● EXERCISE PROMPT: From the listing below, copy every line with the word "产生的权利义务由甲方承担".

Dataset records
+ + + + +

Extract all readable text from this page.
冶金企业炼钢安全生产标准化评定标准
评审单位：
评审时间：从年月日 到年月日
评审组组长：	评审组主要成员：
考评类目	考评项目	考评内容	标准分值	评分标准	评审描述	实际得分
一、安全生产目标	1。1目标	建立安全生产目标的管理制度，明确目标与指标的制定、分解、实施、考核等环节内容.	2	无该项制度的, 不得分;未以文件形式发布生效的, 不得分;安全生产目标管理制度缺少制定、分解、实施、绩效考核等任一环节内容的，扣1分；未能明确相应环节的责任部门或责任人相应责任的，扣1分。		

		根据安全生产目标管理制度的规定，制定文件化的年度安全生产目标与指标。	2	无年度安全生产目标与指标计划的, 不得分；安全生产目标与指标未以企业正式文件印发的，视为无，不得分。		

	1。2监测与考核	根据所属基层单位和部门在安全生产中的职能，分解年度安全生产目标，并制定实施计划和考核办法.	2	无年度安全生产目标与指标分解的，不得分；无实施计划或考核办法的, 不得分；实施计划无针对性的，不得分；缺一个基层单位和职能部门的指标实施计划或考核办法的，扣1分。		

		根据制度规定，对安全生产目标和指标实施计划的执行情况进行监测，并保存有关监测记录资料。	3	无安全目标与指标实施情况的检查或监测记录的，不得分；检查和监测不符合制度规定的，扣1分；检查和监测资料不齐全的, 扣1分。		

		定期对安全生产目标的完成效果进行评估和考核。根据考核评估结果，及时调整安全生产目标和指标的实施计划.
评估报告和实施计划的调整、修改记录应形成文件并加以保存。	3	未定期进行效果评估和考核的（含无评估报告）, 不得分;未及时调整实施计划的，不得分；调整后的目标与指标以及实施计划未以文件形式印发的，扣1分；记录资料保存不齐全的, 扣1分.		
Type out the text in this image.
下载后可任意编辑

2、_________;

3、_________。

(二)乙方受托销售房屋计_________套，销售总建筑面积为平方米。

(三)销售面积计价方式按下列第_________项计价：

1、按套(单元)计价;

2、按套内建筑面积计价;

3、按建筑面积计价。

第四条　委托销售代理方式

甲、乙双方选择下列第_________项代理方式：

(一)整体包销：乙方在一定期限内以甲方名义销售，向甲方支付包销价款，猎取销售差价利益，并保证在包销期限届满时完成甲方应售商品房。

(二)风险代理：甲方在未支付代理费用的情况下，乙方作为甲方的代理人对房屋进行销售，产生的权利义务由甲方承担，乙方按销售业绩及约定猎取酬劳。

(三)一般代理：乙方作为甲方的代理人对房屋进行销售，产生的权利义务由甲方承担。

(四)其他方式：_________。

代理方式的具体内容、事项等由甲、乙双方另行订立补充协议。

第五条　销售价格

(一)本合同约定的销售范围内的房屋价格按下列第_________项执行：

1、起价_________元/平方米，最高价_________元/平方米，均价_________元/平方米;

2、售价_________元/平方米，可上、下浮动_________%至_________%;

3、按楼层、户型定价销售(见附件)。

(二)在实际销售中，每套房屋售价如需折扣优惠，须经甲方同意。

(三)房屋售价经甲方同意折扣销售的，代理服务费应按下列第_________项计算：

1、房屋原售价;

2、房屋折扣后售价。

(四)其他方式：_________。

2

+ + + + +

● SOLUTION FOR THIS EXERCISE:
(二)风险代理：甲方在未支付代理费用的情况下，乙方作为甲方的代理人对房屋进行销售，产生的权利义务由甲方承担，乙方按销售业绩及约定猎取酬劳。
(三)一般代理：乙方作为甲方的代理人对房屋进行销售，产生的权利义务由甲方承担。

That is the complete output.